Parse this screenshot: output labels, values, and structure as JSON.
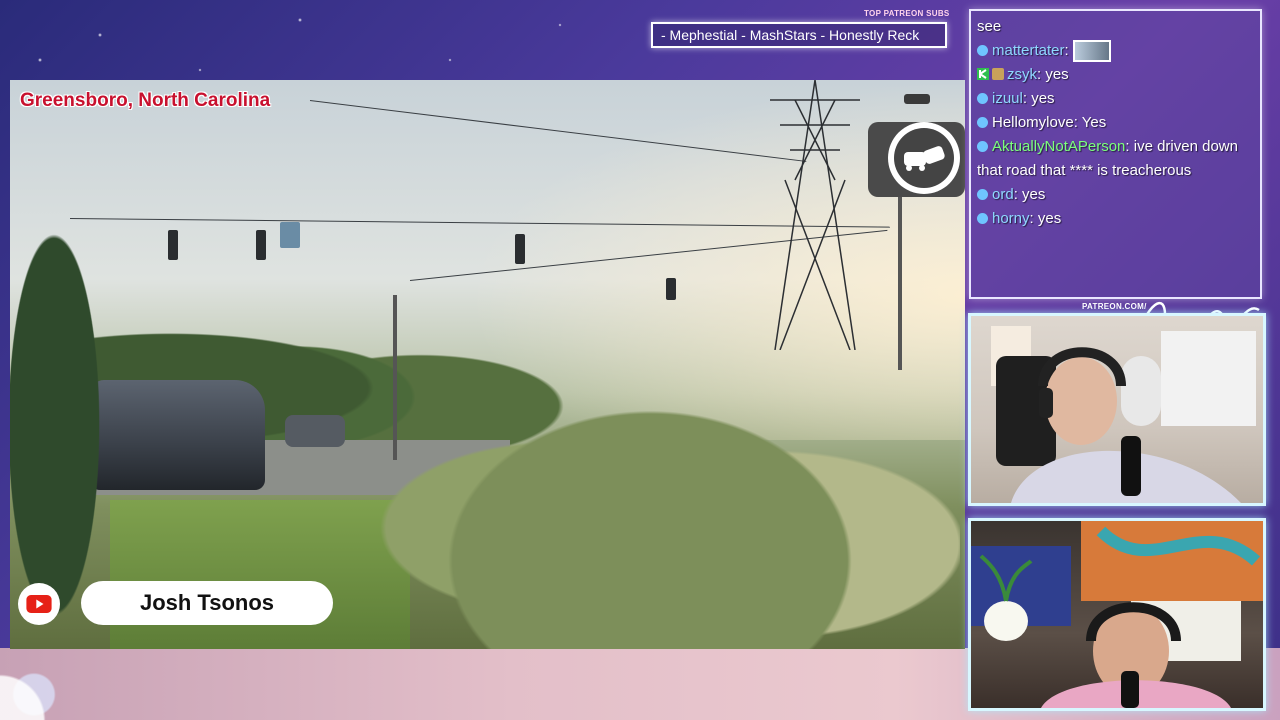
{
  "overlay": {
    "ticker_label": "TOP PATREON SUBS",
    "ticker_text": "- Mephestial - MashStars - Honestly Reck",
    "patreon_text": "PATREON.COM/"
  },
  "video": {
    "location": "Greensboro, North Carolina",
    "channel_name": "Josh Tsonos",
    "icons": {
      "brand": "youtube-icon",
      "badge": "dashcam-crash-icon"
    }
  },
  "chat": {
    "messages": [
      {
        "user": "",
        "text": "see"
      },
      {
        "user": "mattertater",
        "text": "",
        "emote": true
      },
      {
        "user": "zsyk",
        "text": "yes",
        "green": false,
        "badges": true
      },
      {
        "user": "izuul",
        "text": "yes"
      },
      {
        "user": "Hellomylove",
        "text": "Yes",
        "white": true
      },
      {
        "user": "AktuallyNotAPerson",
        "text": "ive driven down that road that **** is treacherous",
        "green": true
      },
      {
        "user": "ord",
        "text": "yes"
      },
      {
        "user": "horny",
        "text": "yes"
      }
    ]
  },
  "colors": {
    "location_text": "#c8102e",
    "chat_user": "#8fd8ff",
    "chat_user_green": "#7cff7c",
    "cam_border": "#d8f7ff"
  }
}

◆ **Stated task**
Every line is to be duplicated exactly, though pictures stay out.

◆ **Written solution**
Parse this screenshot: output labels, values, and structure as JSON.
{
  "overlay": {
    "ticker_label": "TOP PATREON SUBS",
    "ticker_text": "- Mephestial - MashStars - Honestly Reck",
    "patreon_text": "PATREON.COM/"
  },
  "video": {
    "location": "Greensboro, North Carolina",
    "channel_name": "Josh Tsonos",
    "icons": {
      "brand": "youtube-icon",
      "badge": "dashcam-crash-icon"
    }
  },
  "chat": {
    "messages": [
      {
        "user": "",
        "text": "see"
      },
      {
        "user": "mattertater",
        "text": "",
        "emote": true
      },
      {
        "user": "zsyk",
        "text": "yes",
        "green": false,
        "badges": true
      },
      {
        "user": "izuul",
        "text": "yes"
      },
      {
        "user": "Hellomylove",
        "text": "Yes",
        "white": true
      },
      {
        "user": "AktuallyNotAPerson",
        "text": "ive driven down that road that **** is treacherous",
        "green": true
      },
      {
        "user": "ord",
        "text": "yes"
      },
      {
        "user": "horny",
        "text": "yes"
      }
    ]
  },
  "colors": {
    "location_text": "#c8102e",
    "chat_user": "#8fd8ff",
    "chat_user_green": "#7cff7c",
    "cam_border": "#d8f7ff"
  }
}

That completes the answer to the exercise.